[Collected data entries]

— START —

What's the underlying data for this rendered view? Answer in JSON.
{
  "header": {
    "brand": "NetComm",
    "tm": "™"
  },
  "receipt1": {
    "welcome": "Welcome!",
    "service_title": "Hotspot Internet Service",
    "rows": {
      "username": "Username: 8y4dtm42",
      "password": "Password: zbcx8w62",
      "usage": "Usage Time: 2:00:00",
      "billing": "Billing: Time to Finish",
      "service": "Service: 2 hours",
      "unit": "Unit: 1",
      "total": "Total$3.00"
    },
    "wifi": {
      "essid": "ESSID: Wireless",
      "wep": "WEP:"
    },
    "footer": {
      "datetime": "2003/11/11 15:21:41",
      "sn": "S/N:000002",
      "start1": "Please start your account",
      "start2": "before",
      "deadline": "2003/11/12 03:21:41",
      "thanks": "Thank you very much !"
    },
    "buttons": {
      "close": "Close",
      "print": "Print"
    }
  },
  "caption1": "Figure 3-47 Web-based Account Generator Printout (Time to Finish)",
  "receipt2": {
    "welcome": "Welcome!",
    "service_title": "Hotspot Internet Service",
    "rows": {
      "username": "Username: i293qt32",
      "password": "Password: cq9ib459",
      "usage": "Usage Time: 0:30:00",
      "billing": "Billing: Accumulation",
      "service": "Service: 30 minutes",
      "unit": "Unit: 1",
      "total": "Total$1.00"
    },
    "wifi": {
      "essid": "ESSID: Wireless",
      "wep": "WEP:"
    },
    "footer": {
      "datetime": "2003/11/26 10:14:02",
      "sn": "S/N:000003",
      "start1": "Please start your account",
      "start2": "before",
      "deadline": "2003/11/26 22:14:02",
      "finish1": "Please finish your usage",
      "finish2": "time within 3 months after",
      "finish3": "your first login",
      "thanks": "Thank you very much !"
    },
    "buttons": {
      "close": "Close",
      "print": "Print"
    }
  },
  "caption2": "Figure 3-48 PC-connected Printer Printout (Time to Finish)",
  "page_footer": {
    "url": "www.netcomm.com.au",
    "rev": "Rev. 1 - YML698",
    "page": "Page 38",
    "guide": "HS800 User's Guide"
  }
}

— END —

### OBJECTIVE
Select the lines from the entries that include the word "datetime".

### RESPONSE FOR THIS EXERCISE
      "datetime": "2003/11/11 15:21:41",
      "datetime": "2003/11/26 10:14:02",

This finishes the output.